STATED GOAL
Omit all images. Transcribe the rest of the material below exactly.

Extracts from a graphics dataset
========

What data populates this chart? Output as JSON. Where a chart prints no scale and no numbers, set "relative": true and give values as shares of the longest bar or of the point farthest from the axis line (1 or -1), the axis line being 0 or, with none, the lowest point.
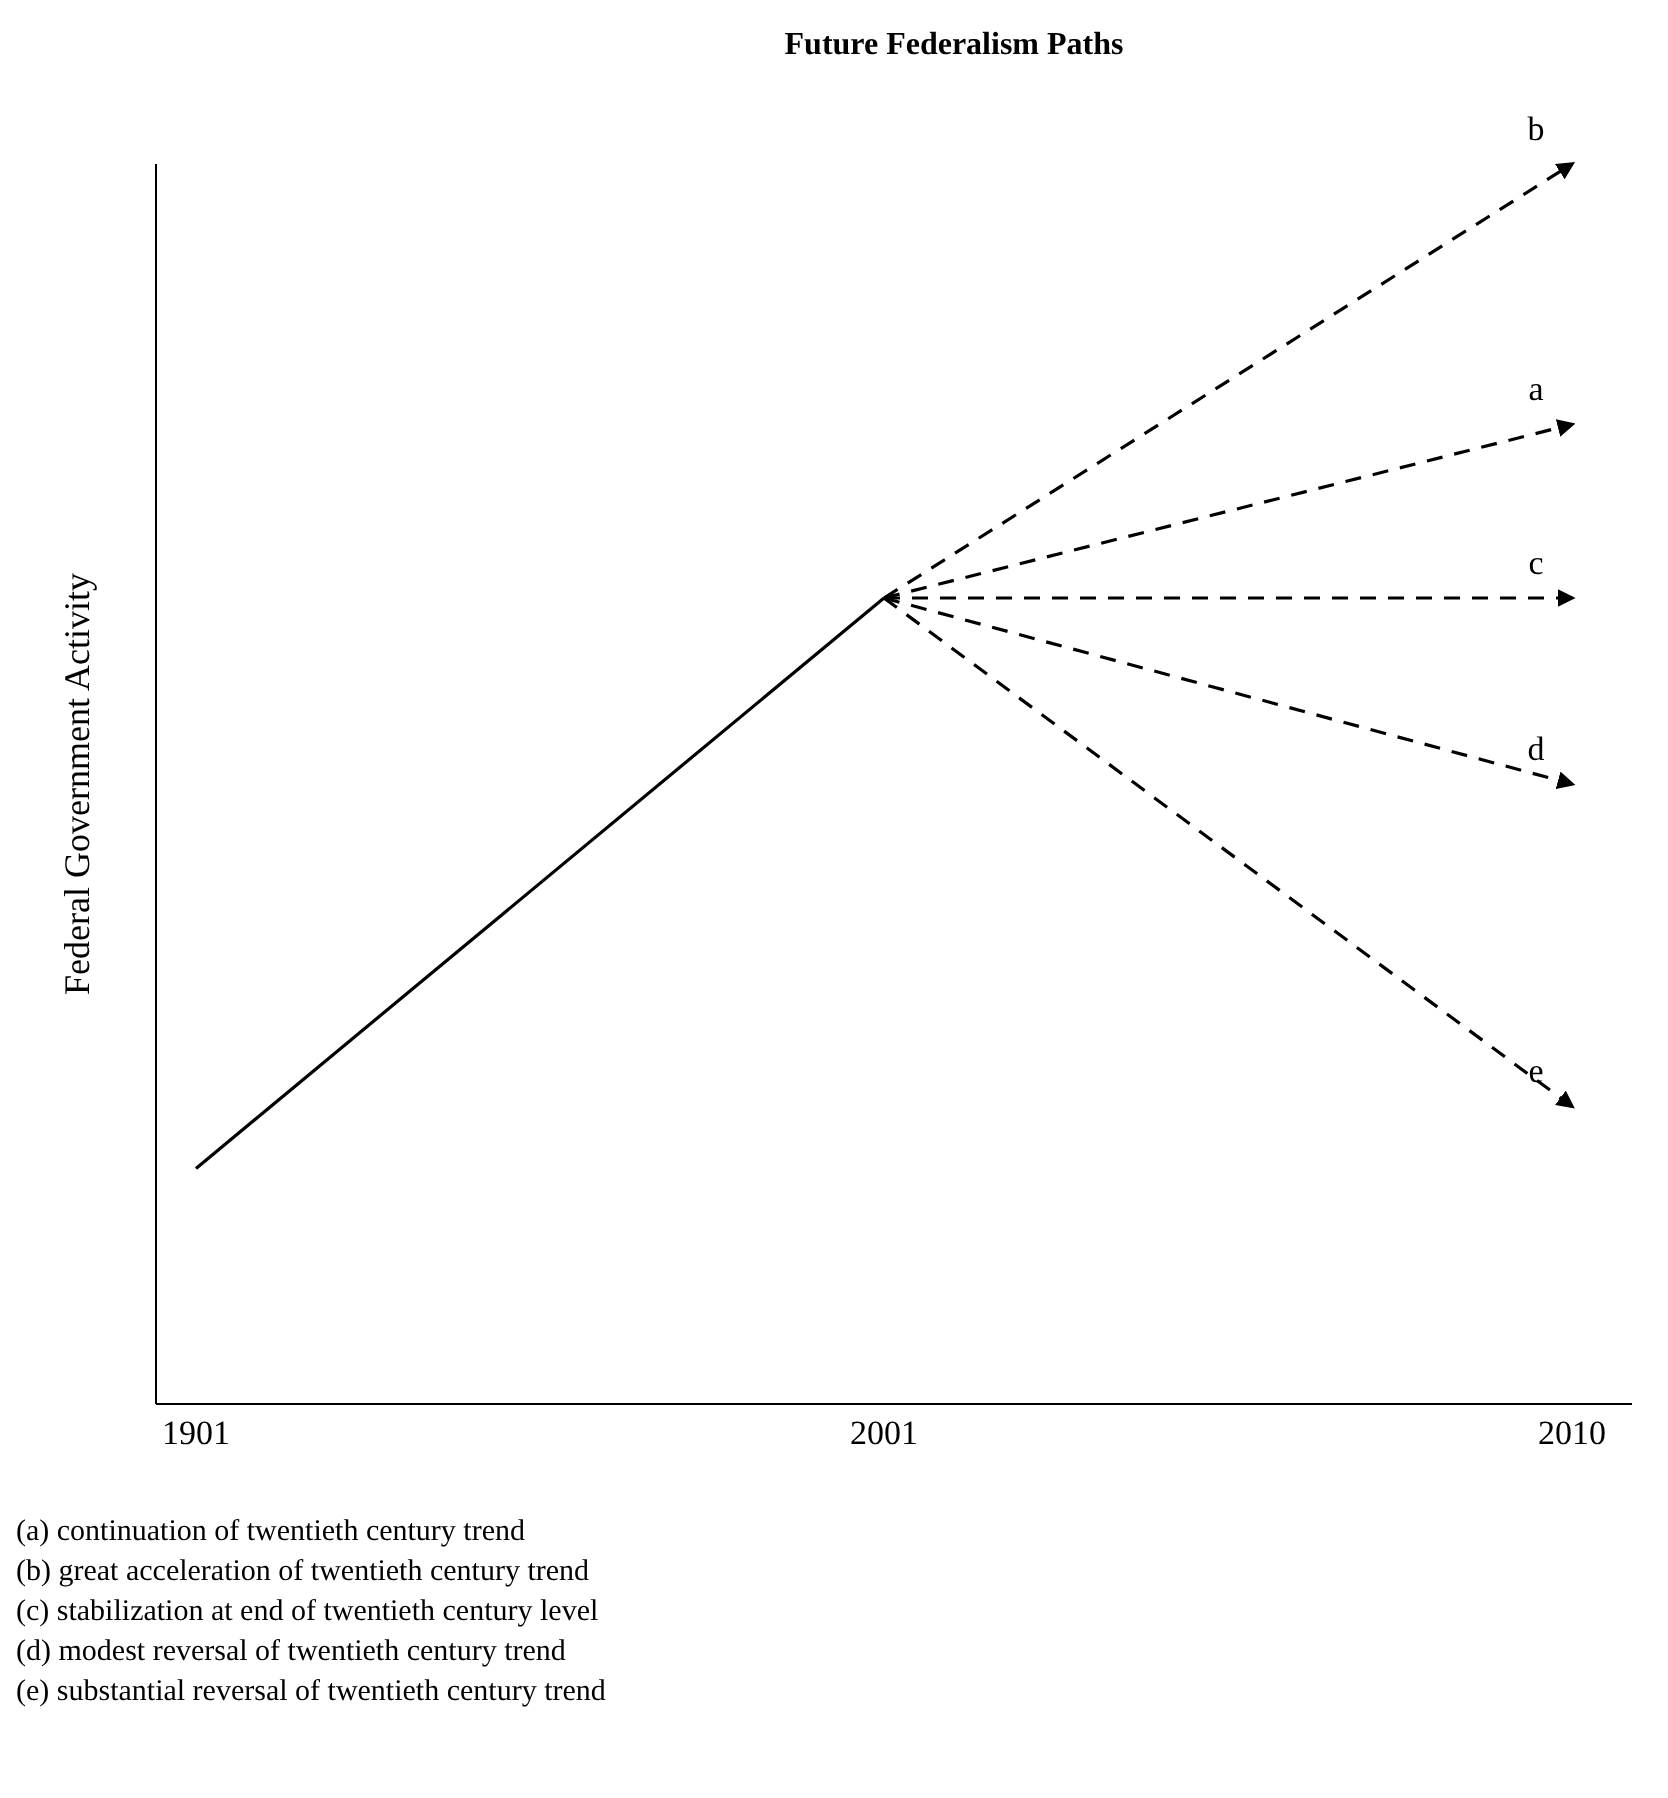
{
  "chart_data": {
    "type": "line",
    "title": "Future Federalism Paths",
    "ylabel": "Federal Government Activity",
    "categories": [
      "1901",
      "2001",
      "2010"
    ],
    "relative": true,
    "legend": false,
    "grid": false,
    "marker": "none",
    "line_style": "solid",
    "series": [
      {
        "color": "#000000",
        "values": [
          0.19,
          0.65,
          null
        ]
      },
      {
        "name": "b",
        "color": "#000000",
        "line_style": "dashed",
        "values": [
          null,
          0.65,
          1
        ]
      },
      {
        "name": "a",
        "color": "#000000",
        "line_style": "dashed",
        "values": [
          null,
          0.65,
          0.79
        ]
      },
      {
        "name": "c",
        "color": "#000000",
        "line_style": "dashed",
        "values": [
          null,
          0.65,
          0.65
        ]
      },
      {
        "name": "d",
        "color": "#000000",
        "line_style": "dashed",
        "values": [
          null,
          0.65,
          0.5
        ]
      },
      {
        "name": "e",
        "color": "#000000",
        "line_style": "dashed",
        "values": [
          null,
          0.65,
          0.24
        ]
      }
    ],
    "annotations": [
      "(a) continuation of twentieth century trend",
      "(b) great acceleration of twentieth century trend",
      "(c) stabilization at end of twentieth century level",
      "(d) modest reversal of twentieth century trend",
      "(e) substantial reversal of twentieth century trend"
    ]
  }
}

========

OUTPUT OF THE EXERCISE
What data populates this chart? Output as JSON. Where a chart prints no scale and no numbers, set "relative": true and give values as shares of the longest bar or of the point farthest from the axis line (1 or -1), the axis line being 0 or, with none, the lowest point.
{
  "chart_data": {
    "type": "line",
    "title": "Future Federalism Paths",
    "ylabel": "Federal Government Activity",
    "categories": [
      "1901",
      "2001",
      "2010"
    ],
    "relative": true,
    "legend": false,
    "grid": false,
    "marker": "none",
    "line_style": "solid",
    "series": [
      {
        "color": "#000000",
        "values": [
          0.19,
          0.65,
          null
        ]
      },
      {
        "name": "b",
        "color": "#000000",
        "line_style": "dashed",
        "values": [
          null,
          0.65,
          1
        ]
      },
      {
        "name": "a",
        "color": "#000000",
        "line_style": "dashed",
        "values": [
          null,
          0.65,
          0.79
        ]
      },
      {
        "name": "c",
        "color": "#000000",
        "line_style": "dashed",
        "values": [
          null,
          0.65,
          0.65
        ]
      },
      {
        "name": "d",
        "color": "#000000",
        "line_style": "dashed",
        "values": [
          null,
          0.65,
          0.5
        ]
      },
      {
        "name": "e",
        "color": "#000000",
        "line_style": "dashed",
        "values": [
          null,
          0.65,
          0.24
        ]
      }
    ],
    "annotations": [
      "(a) continuation of twentieth century trend",
      "(b) great acceleration of twentieth century trend",
      "(c) stabilization at end of twentieth century level",
      "(d) modest reversal of twentieth century trend",
      "(e) substantial reversal of twentieth century trend"
    ]
  }
}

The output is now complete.